[Estratto]
Con l’apertura de “La Rinascente” (Milano 1917) comincia anche nel nostro
Paese l’era dei grandi magazzini. Quando l’economia è ancora in difficoltà.
DALL’ITALIA AFFAMATA DI CIBO
A QUELLA NUTRITA DI CONSUMISMO
di GIORGIO SCUDELETTI
Alcuni termini del linguaggio economico e sociologico sono entrati a far parte della lingua comune e della nostra quotidianità in modo quasi inavvertibile: consumismo, grande distribuzione, catena, franchising, parole che rimandano a un popolo di consumatori di massa, legati alla dimensione di un commercio che non può più essere quello della bottega se non in misura sempre meno significativa. Eppure questo popolo di consumatori, oggi realtà quotidiana per chiunque si rechi a far spese o passeggi per il centro delle città, è un fenomeno relativamente recente che per strutturarsi come tale ha seguito un percorso piuttosto lungo e non sempre lineare, un fenomeno che ha interagito con ostacoli tenaci, quelli legati a fattori concreti, come le disponibilità economiche, e ad altri apparentemente impalpabili come il gusto e la mentalità, i pregiudizi e le aspirazioni, la rispettabilità e il decoro.

[Righe fornite]

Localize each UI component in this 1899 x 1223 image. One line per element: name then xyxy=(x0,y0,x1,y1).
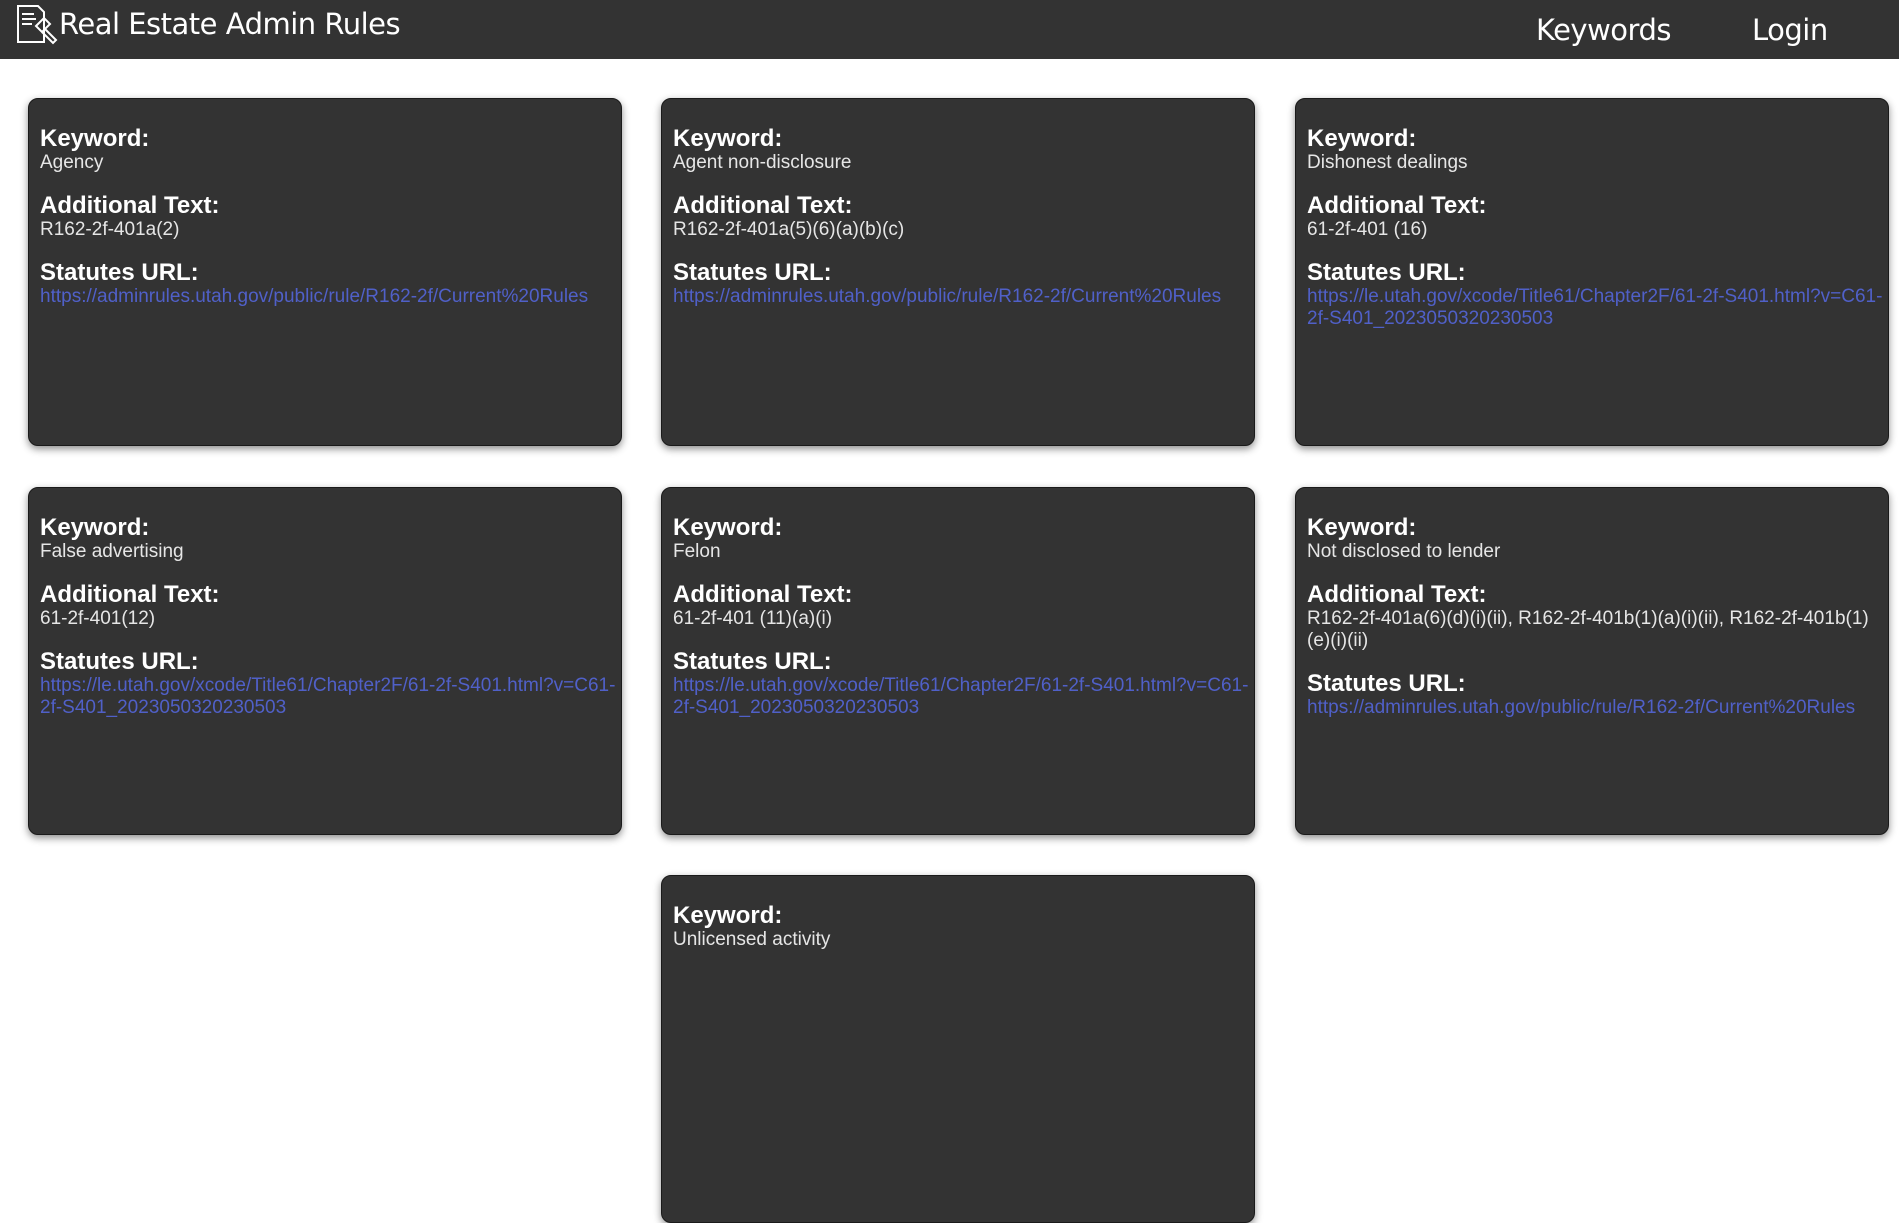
additional-text-label: Additional Text: xyxy=(673,581,853,608)
keyword-value: Felon xyxy=(673,541,721,562)
additional-text-label: Additional Text: xyxy=(673,192,853,219)
keyword-label: Keyword: xyxy=(1307,514,1417,541)
rule-card: Keyword: False advertising Additional Te… xyxy=(28,487,622,835)
keyword-value: Agent non-disclosure xyxy=(673,152,852,173)
brand[interactable] xyxy=(14,4,60,50)
keyword-label: Keyword: xyxy=(673,902,783,929)
statutes-url-label: Statutes URL: xyxy=(1307,670,1466,697)
additional-text-value: R162-2f-401a(2) xyxy=(40,219,180,240)
rule-card: Keyword: Agent non-disclosure Additional… xyxy=(661,98,1255,446)
additional-text-label: Additional Text: xyxy=(40,192,220,219)
additional-text-label: Additional Text: xyxy=(40,581,220,608)
statutes-url-label: Statutes URL: xyxy=(1307,259,1466,286)
additional-text-label: Additional Text: xyxy=(1307,581,1487,608)
statutes-url-label: Statutes URL: xyxy=(40,259,199,286)
statutes-url-link[interactable]: https://adminrules.utah.gov/public/rule/… xyxy=(673,286,1252,308)
keyword-label: Keyword: xyxy=(1307,125,1417,152)
statutes-url-label: Statutes URL: xyxy=(673,648,832,675)
keyword-label: Keyword: xyxy=(40,514,150,541)
keyword-value: Dishonest dealings xyxy=(1307,152,1468,173)
rule-card: Keyword: Unlicensed activity xyxy=(661,875,1255,1223)
additional-text-value: 61-2f-401(12) xyxy=(40,608,156,629)
nav-keywords-link[interactable]: Keywords xyxy=(1536,13,1671,47)
keyword-label: Keyword: xyxy=(40,125,150,152)
keyword-value: Agency xyxy=(40,152,104,173)
nav-login-link[interactable]: Login xyxy=(1752,13,1828,47)
rule-card: Keyword: Felon Additional Text: 61-2f-40… xyxy=(661,487,1255,835)
rule-card: Keyword: Not disclosed to lender Additio… xyxy=(1295,487,1889,835)
rule-card: Keyword: Agency Additional Text: R162-2f… xyxy=(28,98,622,446)
rule-card: Keyword: Dishonest dealings Additional T… xyxy=(1295,98,1889,446)
keyword-value: Not disclosed to lender xyxy=(1307,541,1501,562)
additional-text-value: R162-2f-401a(6)(d)(i)(ii), R162-2f-401b(… xyxy=(1307,608,1869,651)
keyword-value: Unlicensed activity xyxy=(673,929,831,950)
keyword-label: Keyword: xyxy=(673,125,783,152)
statutes-url-link[interactable]: https://le.utah.gov/xcode/Title61/Chapte… xyxy=(1307,286,1886,330)
additional-text-value: 61-2f-401 (11)(a)(i) xyxy=(673,608,833,629)
statutes-url-link[interactable]: https://le.utah.gov/xcode/Title61/Chapte… xyxy=(40,675,619,719)
statutes-url-label: Statutes URL: xyxy=(40,648,199,675)
statutes-url-link[interactable]: https://le.utah.gov/xcode/Title61/Chapte… xyxy=(673,675,1252,719)
app-title[interactable]: Real Estate Admin Rules xyxy=(59,7,401,41)
navbar: Real Estate Admin Rules Keywords Login xyxy=(0,0,1899,59)
additional-text-value: 61-2f-401 (16) xyxy=(1307,219,1428,240)
additional-text-label: Additional Text: xyxy=(1307,192,1487,219)
gavel-document-icon xyxy=(14,2,60,53)
keyword-value: False advertising xyxy=(40,541,184,562)
statutes-url-link[interactable]: https://adminrules.utah.gov/public/rule/… xyxy=(40,286,619,308)
additional-text-value: R162-2f-401a(5)(6)(a)(b)(c) xyxy=(673,219,905,240)
statutes-url-link[interactable]: https://adminrules.utah.gov/public/rule/… xyxy=(1307,697,1886,719)
statutes-url-label: Statutes URL: xyxy=(673,259,832,286)
keyword-label: Keyword: xyxy=(673,514,783,541)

[Compito assegnato A] Trasforma in un elenco puntato il paragrafo dell'estratto che inizia con "Alcuni termini del linguaggio economico", mantenendone i fatti principali.
[Compito assegnato B] Completa la parte successiva dell'estratto sulla nascita del consumismo in Italia, riprendendo subito dopo la sua ultima frase.
Le righe fornite non hanno alcun ruolo in questo lavoro.

[Risultato del compito A]
- Termini economici e sociologici come consumismo, grande distribuzione, catena e franchising sono entrati quasi inavvertitamente nella lingua comune e nella quotidianità.
- Queste parole rimandano a un popolo di consumatori di massa e a un commercio che non può più essere quello della bottega, se non in misura sempre meno significativa.
- Questo popolo di consumatori è un fenomeno relativamente recente, che per strutturarsi ha seguito un percorso lungo e non sempre lineare.
- Il fenomeno ha interagito con ostacoli tenaci, sia concreti, come le disponibilità economiche, sia apparentemente impalpabili, come il gusto, la mentalità, i pregiudizi, le aspirazioni, la rispettabilità e il decoro.

[Risultato del compito B]
Soprattutto a questi elementi è dedicato un saggio interessante e significativo di Elena Papadia, La Rinascente (2005, pp. 170), che compare nella collana dell’editore il Mulino dedicato a “L’identità italiana”. La catena di grandi magazzini che ormai da quasi un secolo è una presenza fissa nel panorama urbano delle città italiane più importanti, a cominciare da Milano che la vide nascere, era già stata oggetto di un ampio studio circa quindici anni fa da parte di Franco Amatori, (Proprietà e direzione. La Rinascente, Milano, Angeli) che si era concentrato sulla fisionomia imprenditoriale, le scelte strategiche, i successi e gli insuccessi nella prospettiva privilegiata dalla business history.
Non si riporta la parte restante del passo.